■ **Exercise goal**
Omitting all images, set down every line below exactly as it appears.

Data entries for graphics
>>>

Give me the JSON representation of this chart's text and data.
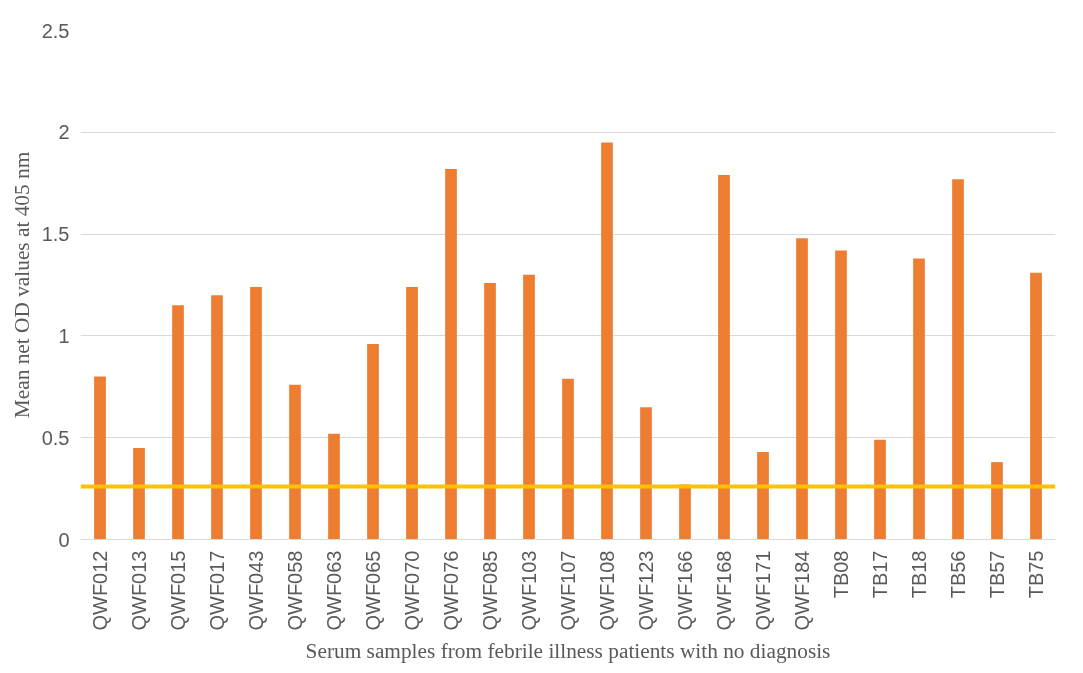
{
  "chart_data": {
    "type": "bar",
    "xlabel": "Serum samples from febrile illness patients with no diagnosis",
    "ylabel": "Mean net OD values at 405 nm",
    "categories": [
      "QWF012",
      "QWF013",
      "QWF015",
      "QWF017",
      "QWF043",
      "QWF058",
      "QWF063",
      "QWF065",
      "QWF070",
      "QWF076",
      "QWF085",
      "QWF103",
      "QWF107",
      "QWF108",
      "QWF123",
      "QWF166",
      "QWF168",
      "QWF171",
      "QWF184",
      "TB08",
      "TB17",
      "TB18",
      "TB56",
      "TB57",
      "TB75"
    ],
    "values": [
      0.8,
      0.45,
      1.15,
      1.2,
      1.24,
      0.76,
      0.52,
      0.96,
      1.24,
      1.82,
      1.26,
      1.3,
      0.79,
      1.95,
      0.65,
      0.27,
      1.79,
      0.43,
      1.48,
      1.42,
      0.49,
      1.38,
      1.77,
      0.38,
      1.31
    ],
    "color": "#ed7d31",
    "ylim": [
      0,
      2.5
    ],
    "yticks": [
      0,
      0.5,
      1,
      1.5,
      2,
      2.5
    ],
    "grid": "y",
    "ref_lines": [
      {
        "axis": "y",
        "value": 0.26,
        "label": null,
        "color": "#ffc000"
      }
    ]
  }
}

<<<

■ **Problem solution**
Give me the JSON representation of this chart's text and data.
{
  "chart_data": {
    "type": "bar",
    "xlabel": "Serum samples from febrile illness patients with no diagnosis",
    "ylabel": "Mean net OD values at 405 nm",
    "categories": [
      "QWF012",
      "QWF013",
      "QWF015",
      "QWF017",
      "QWF043",
      "QWF058",
      "QWF063",
      "QWF065",
      "QWF070",
      "QWF076",
      "QWF085",
      "QWF103",
      "QWF107",
      "QWF108",
      "QWF123",
      "QWF166",
      "QWF168",
      "QWF171",
      "QWF184",
      "TB08",
      "TB17",
      "TB18",
      "TB56",
      "TB57",
      "TB75"
    ],
    "values": [
      0.8,
      0.45,
      1.15,
      1.2,
      1.24,
      0.76,
      0.52,
      0.96,
      1.24,
      1.82,
      1.26,
      1.3,
      0.79,
      1.95,
      0.65,
      0.27,
      1.79,
      0.43,
      1.48,
      1.42,
      0.49,
      1.38,
      1.77,
      0.38,
      1.31
    ],
    "color": "#ed7d31",
    "ylim": [
      0,
      2.5
    ],
    "yticks": [
      0,
      0.5,
      1,
      1.5,
      2,
      2.5
    ],
    "grid": "y",
    "ref_lines": [
      {
        "axis": "y",
        "value": 0.26,
        "label": null,
        "color": "#ffc000"
      }
    ]
  }
}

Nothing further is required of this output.